- Requirement
Which lines hold the word "subtitle"? Copy each one.

- The data
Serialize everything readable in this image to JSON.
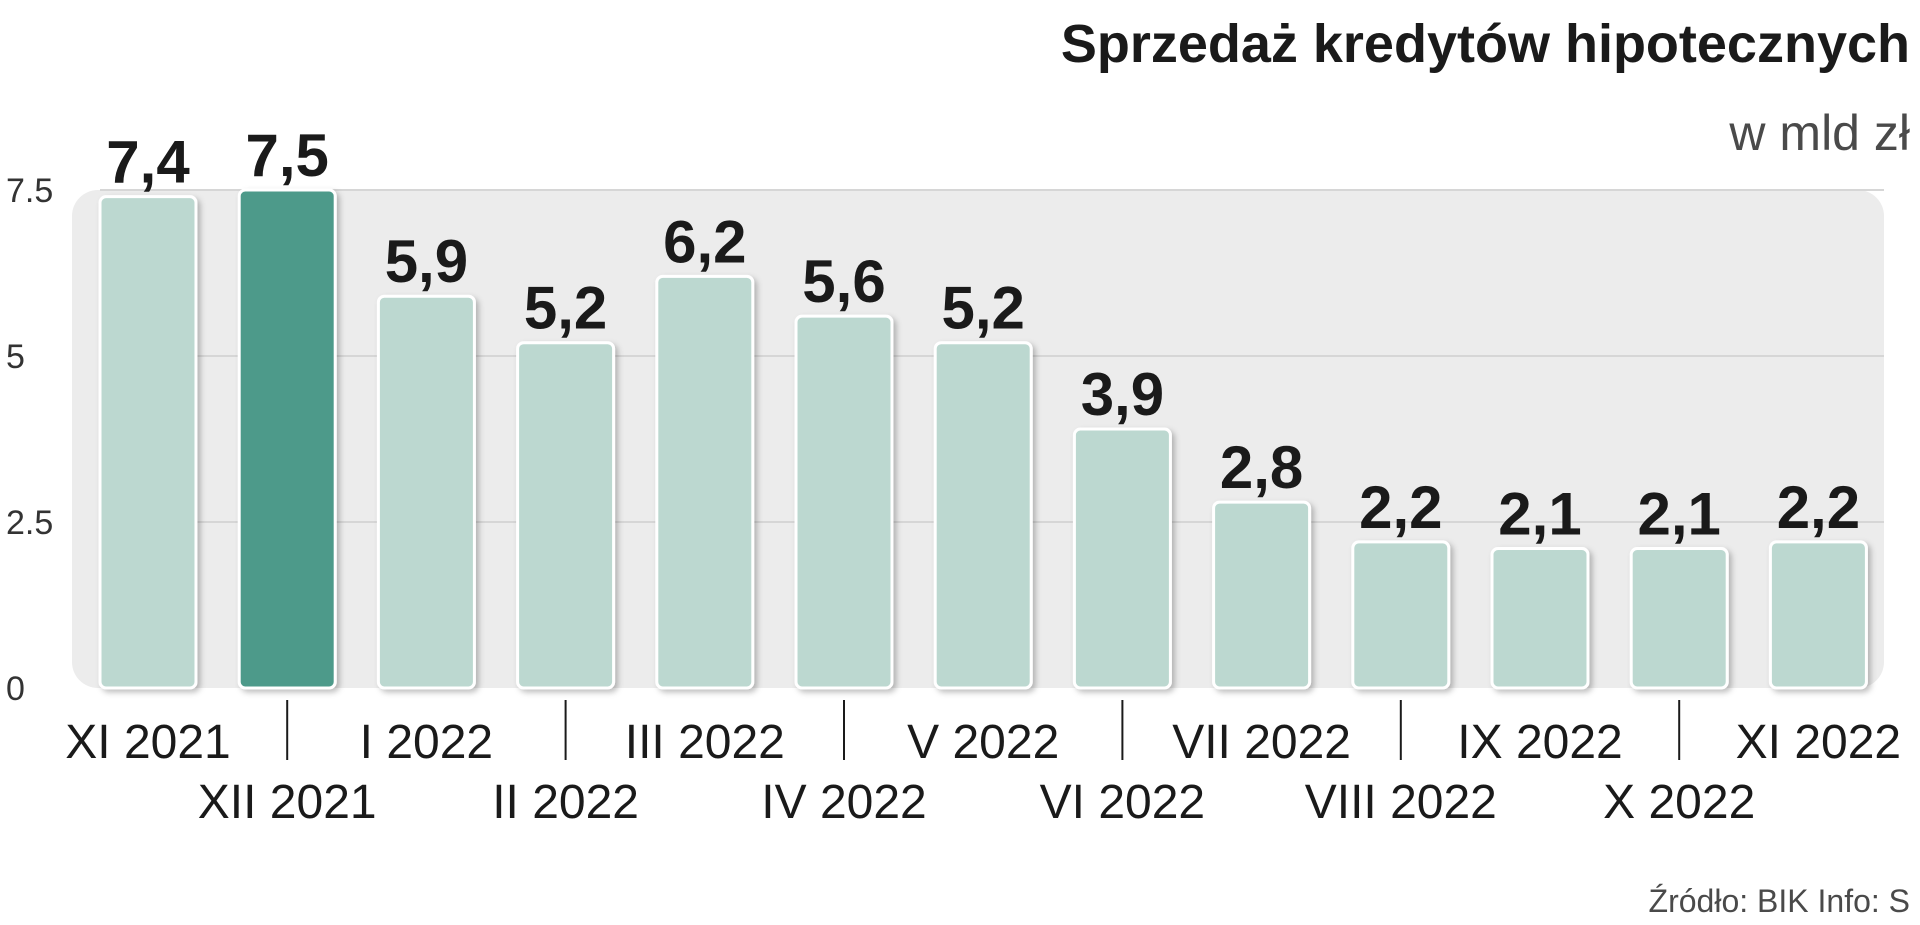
{
  "chart_data": {
    "type": "bar",
    "title": "Sprzedaż kredytów hipotecznych",
    "subtitle": "w mld zł",
    "categories": [
      "XI 2021",
      "XII 2021",
      "I 2022",
      "II 2022",
      "III 2022",
      "IV 2022",
      "V 2022",
      "VI 2022",
      "VII 2022",
      "VIII 2022",
      "IX 2022",
      "X 2022",
      "XI 2022"
    ],
    "values": [
      7.4,
      7.5,
      5.9,
      5.2,
      6.2,
      5.6,
      5.2,
      3.9,
      2.8,
      2.2,
      2.1,
      2.1,
      2.2
    ],
    "value_labels": [
      "7,4",
      "7,5",
      "5,9",
      "5,2",
      "6,2",
      "5,6",
      "5,2",
      "3,9",
      "2,8",
      "2,2",
      "2,1",
      "2,1",
      "2,2"
    ],
    "ylim": [
      0,
      7.5
    ],
    "yticks": [
      0,
      2.5,
      5,
      7.5
    ],
    "ytick_labels": [
      "0",
      "2.5",
      "5",
      "7.5"
    ],
    "highlight_index": 1,
    "grid": true,
    "colors": {
      "bar": "#bcd8d0",
      "bar_highlight": "#4e9a8a",
      "bar_stroke": "#ffffff",
      "panel": "#ececec",
      "grid": "#d6d6d6"
    }
  },
  "footer": {
    "source": "Źródło: BIK   Info: S"
  }
}
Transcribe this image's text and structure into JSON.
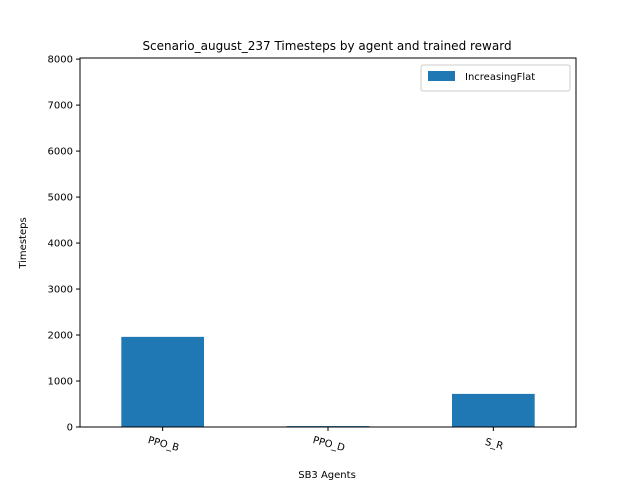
{
  "chart_data": {
    "type": "bar",
    "title": "Scenario_august_237 Timesteps by agent and trained reward",
    "xlabel": "SB3 Agents",
    "ylabel": "Timesteps",
    "categories": [
      "PPO_B",
      "PPO_D",
      "S_R"
    ],
    "series": [
      {
        "name": "IncreasingFlat",
        "values": [
          1960,
          20,
          720
        ],
        "color": "#1f77b4"
      }
    ],
    "ylim": [
      0,
      8000
    ],
    "yticks": [
      "0",
      "1000",
      "2000",
      "3000",
      "4000",
      "5000",
      "6000",
      "7000",
      "8000"
    ],
    "grid": false,
    "legend_position": "top-right"
  }
}
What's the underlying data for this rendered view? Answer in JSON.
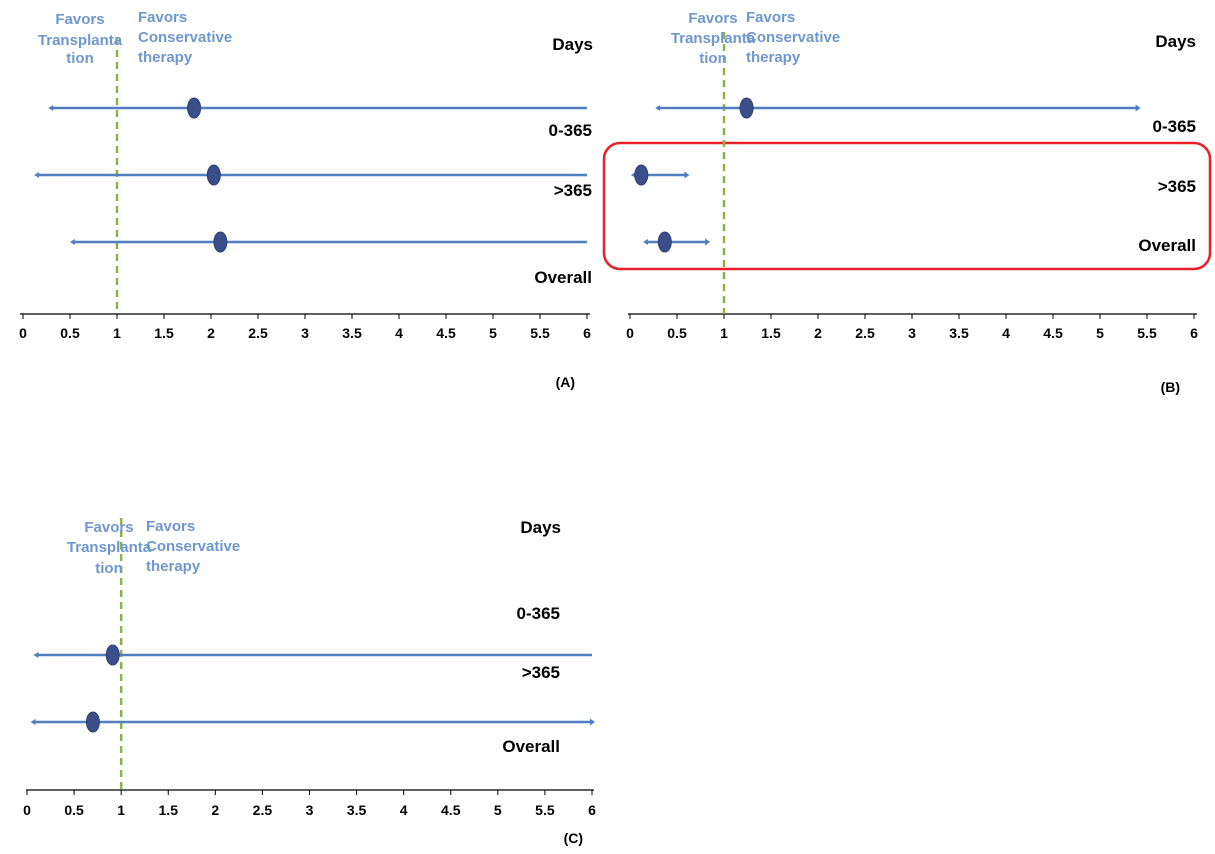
{
  "chart_data": [
    {
      "type": "forest",
      "panel_label": "(A)",
      "header": "Days",
      "favors_left": [
        "Favors",
        "Transplanta",
        "tion"
      ],
      "favors_right": [
        "Favors",
        "Conservative",
        "therapy"
      ],
      "xlim": [
        0,
        6
      ],
      "xticks": [
        "0",
        "0.5",
        "1",
        "1.5",
        "2",
        "2.5",
        "3",
        "3.5",
        "4",
        "4.5",
        "5",
        "5.5",
        "6"
      ],
      "reference_line": 1,
      "rows": [
        {
          "label": "0-365",
          "estimate": 1.82,
          "lower": 0.3,
          "upper": 6,
          "upper_arrow": false
        },
        {
          "label": ">365",
          "estimate": 2.03,
          "lower": 0.15,
          "upper": 6,
          "upper_arrow": false
        },
        {
          "label": "Overall",
          "estimate": 2.1,
          "lower": 0.53,
          "upper": 6,
          "upper_arrow": false
        }
      ]
    },
    {
      "type": "forest",
      "panel_label": "(B)",
      "header": "Days",
      "favors_left": [
        "Favors",
        "Transplanta",
        "tion"
      ],
      "favors_right": [
        "Favors",
        "Conservative",
        "therapy"
      ],
      "xlim": [
        0,
        6
      ],
      "xticks": [
        "0",
        "0.5",
        "1",
        "1.5",
        "2",
        "2.5",
        "3",
        "3.5",
        "4",
        "4.5",
        "5",
        "5.5",
        "6"
      ],
      "reference_line": 1,
      "highlight_rows": [
        ">365",
        "Overall"
      ],
      "rows": [
        {
          "label": "0-365",
          "estimate": 1.24,
          "lower": 0.3,
          "upper": 5.4,
          "upper_arrow": true
        },
        {
          "label": ">365",
          "estimate": 0.12,
          "lower": 0.04,
          "upper": 0.6,
          "upper_arrow": true
        },
        {
          "label": "Overall",
          "estimate": 0.37,
          "lower": 0.17,
          "upper": 0.82,
          "upper_arrow": true
        }
      ]
    },
    {
      "type": "forest",
      "panel_label": "(C)",
      "header": "Days",
      "favors_left": [
        "Favors",
        "Transplanta",
        "tion"
      ],
      "favors_right": [
        "Favors",
        "Conservative",
        "therapy"
      ],
      "xlim": [
        0,
        6
      ],
      "xticks": [
        "0",
        "0.5",
        "1",
        "1.5",
        "2",
        "2.5",
        "3",
        "3.5",
        "4",
        "4.5",
        "5",
        "5.5",
        "6"
      ],
      "reference_line": 1,
      "rows": [
        {
          "label": "0-365",
          "estimate": null,
          "lower": null,
          "upper": null,
          "upper_arrow": false
        },
        {
          "label": ">365",
          "estimate": 0.91,
          "lower": 0.1,
          "upper": 6,
          "upper_arrow": false
        },
        {
          "label": "Overall",
          "estimate": 0.7,
          "lower": 0.07,
          "upper": 6,
          "upper_arrow": true
        }
      ]
    }
  ],
  "colors": {
    "line": "#4f7fc0",
    "marker": "#3a4f8a",
    "reference": "#8ab34a",
    "favor_text": "#6f97cf",
    "highlight": "#e8202a"
  }
}
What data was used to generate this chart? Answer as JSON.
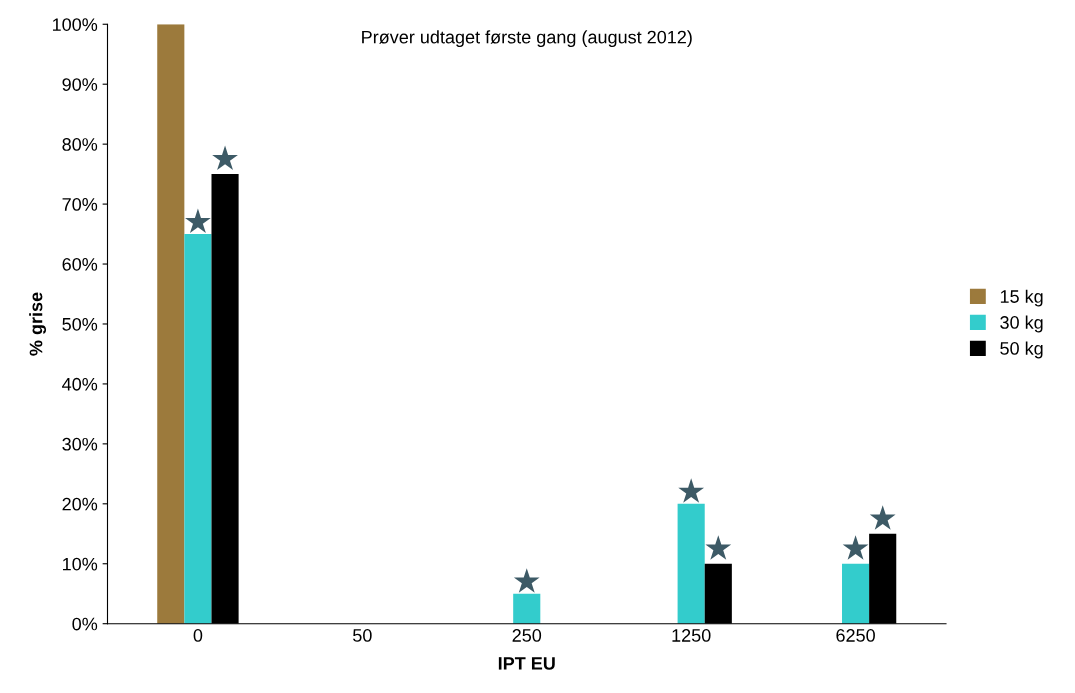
{
  "chart_data": {
    "type": "bar",
    "title": "Prøver udtaget første gang (august 2012)",
    "xlabel": "IPT EU",
    "ylabel": "% grise",
    "categories": [
      "0",
      "50",
      "250",
      "1250",
      "6250"
    ],
    "series": [
      {
        "name": "15 kg",
        "color": "#9c7a3c",
        "values": [
          100,
          0,
          0,
          0,
          0
        ]
      },
      {
        "name": "30 kg",
        "color": "#33cccc",
        "values": [
          65,
          0,
          5,
          20,
          10
        ]
      },
      {
        "name": "50 kg",
        "color": "#000000",
        "values": [
          75,
          0,
          0,
          10,
          15
        ]
      },
      {
        "type": "scatter",
        "color": "#3d5a66",
        "values": [
          null,
          null,
          null,
          null,
          null
        ]
      },
      {
        "type": "scatter",
        "color": "#3d5a66",
        "values": [
          67,
          null,
          7,
          22,
          12.5
        ]
      },
      {
        "type": "scatter",
        "color": "#3d5a66",
        "values": [
          77.5,
          null,
          null,
          12.5,
          17.5
        ]
      }
    ],
    "marker": "star",
    "ylim": [
      0,
      100
    ],
    "yticks": [
      {
        "value": 0,
        "label": "0%"
      },
      {
        "value": 10,
        "label": "10%"
      },
      {
        "value": 20,
        "label": "20%"
      },
      {
        "value": 30,
        "label": "30%"
      },
      {
        "value": 40,
        "label": "40%"
      },
      {
        "value": 50,
        "label": "50%"
      },
      {
        "value": 60,
        "label": "60%"
      },
      {
        "value": 70,
        "label": "70%"
      },
      {
        "value": 80,
        "label": "80%"
      },
      {
        "value": 90,
        "label": "90%"
      },
      {
        "value": 100,
        "label": "100%"
      }
    ],
    "grid": false,
    "legend": "right"
  }
}
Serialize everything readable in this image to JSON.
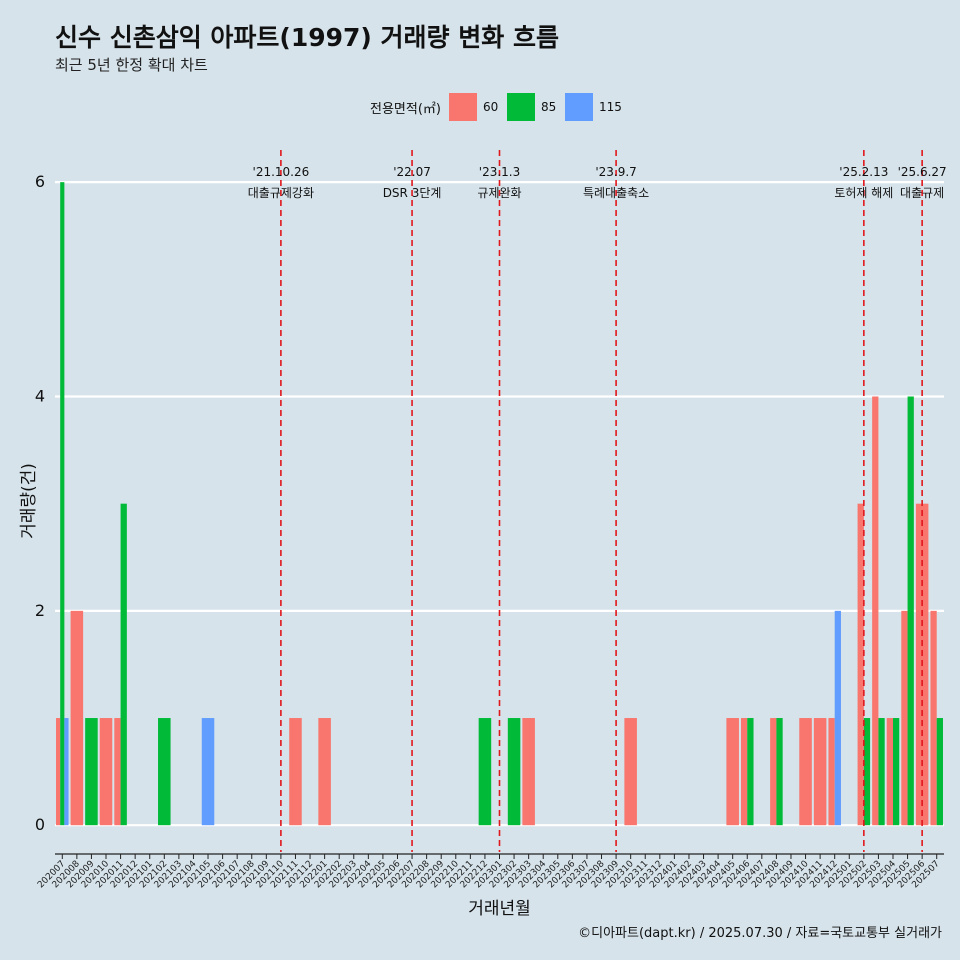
{
  "title": "신수 신촌삼익 아파트(1997) 거래량 변화 흐름",
  "subtitle": "최근 5년 한정 확대 차트",
  "legend_title": "전용면적(㎡)",
  "caption": "©디아파트(dapt.kr) / 2025.07.30 / 자료=국토교통부 실거래가",
  "colors": {
    "background": "#d6e3ea",
    "grid": "#ffffff",
    "vline": "#e0171c"
  },
  "chart_data": {
    "type": "bar",
    "xlabel": "거래년월",
    "ylabel": "거래량(건)",
    "ylim": [
      -0.25,
      6.3
    ],
    "yticks": [
      0,
      2,
      4,
      6
    ],
    "categories": [
      "202007",
      "202008",
      "202009",
      "202010",
      "202011",
      "202012",
      "202101",
      "202102",
      "202103",
      "202104",
      "202105",
      "202106",
      "202107",
      "202108",
      "202109",
      "202110",
      "202111",
      "202112",
      "202201",
      "202202",
      "202203",
      "202204",
      "202205",
      "202206",
      "202207",
      "202208",
      "202209",
      "202210",
      "202211",
      "202212",
      "202301",
      "202302",
      "202303",
      "202304",
      "202305",
      "202306",
      "202307",
      "202308",
      "202309",
      "202310",
      "202311",
      "202312",
      "202401",
      "202402",
      "202403",
      "202404",
      "202405",
      "202406",
      "202407",
      "202408",
      "202409",
      "202410",
      "202411",
      "202412",
      "202501",
      "202502",
      "202503",
      "202504",
      "202505",
      "202506",
      "202507"
    ],
    "series": [
      {
        "name": "60",
        "color": "#f8766d",
        "values": [
          1,
          2,
          0,
          1,
          1,
          0,
          0,
          0,
          0,
          0,
          0,
          0,
          0,
          0,
          0,
          0,
          1,
          0,
          1,
          0,
          0,
          0,
          0,
          0,
          0,
          0,
          0,
          0,
          0,
          0,
          0,
          0,
          1,
          0,
          0,
          0,
          0,
          0,
          0,
          1,
          0,
          0,
          0,
          0,
          0,
          0,
          1,
          1,
          0,
          1,
          0,
          1,
          1,
          1,
          0,
          3,
          4,
          1,
          2,
          3,
          2
        ]
      },
      {
        "name": "85",
        "color": "#00ba38",
        "values": [
          6,
          0,
          1,
          0,
          3,
          0,
          0,
          1,
          0,
          0,
          0,
          0,
          0,
          0,
          0,
          0,
          0,
          0,
          0,
          0,
          0,
          0,
          0,
          0,
          0,
          0,
          0,
          0,
          0,
          1,
          0,
          1,
          0,
          0,
          0,
          0,
          0,
          0,
          0,
          0,
          0,
          0,
          0,
          0,
          0,
          0,
          0,
          1,
          0,
          1,
          0,
          0,
          0,
          0,
          0,
          1,
          1,
          1,
          4,
          0,
          1
        ]
      },
      {
        "name": "115",
        "color": "#619cff",
        "values": [
          1,
          0,
          0,
          0,
          0,
          0,
          0,
          0,
          0,
          0,
          1,
          0,
          0,
          0,
          0,
          0,
          0,
          0,
          0,
          0,
          0,
          0,
          0,
          0,
          0,
          0,
          0,
          0,
          0,
          0,
          0,
          0,
          0,
          0,
          0,
          0,
          0,
          0,
          0,
          0,
          0,
          0,
          0,
          0,
          0,
          0,
          0,
          0,
          0,
          0,
          0,
          0,
          0,
          2,
          0,
          0,
          0,
          0,
          0,
          0,
          0
        ]
      }
    ],
    "events": [
      {
        "x": "202110",
        "date": "'21.10.26",
        "label": "대출규제강화"
      },
      {
        "x": "202207",
        "date": "'22.07",
        "label": "DSR 3단계"
      },
      {
        "x": "202301",
        "date": "'23.1.3",
        "label": "규제완화"
      },
      {
        "x": "202309",
        "date": "'23.9.7",
        "label": "특례대출축소"
      },
      {
        "x": "202502",
        "date": "'25.2.13",
        "label": "토허제 해제"
      },
      {
        "x": "202506",
        "date": "'25.6.27",
        "label": "대출규제"
      }
    ]
  }
}
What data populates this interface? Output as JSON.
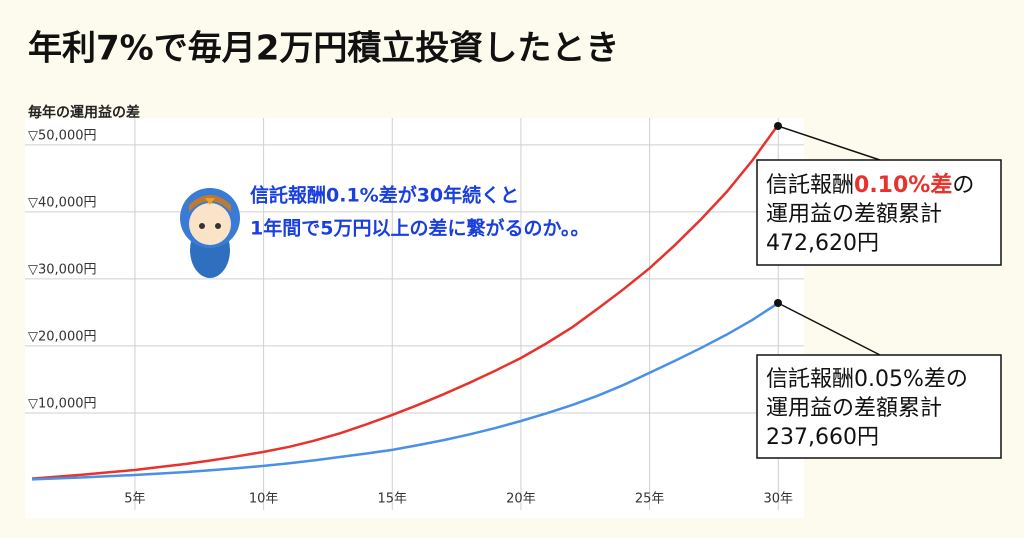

- Complete response
    "subtitle": "w mld zł",
  "subtitle": "최근 5년 한정 확대 차트",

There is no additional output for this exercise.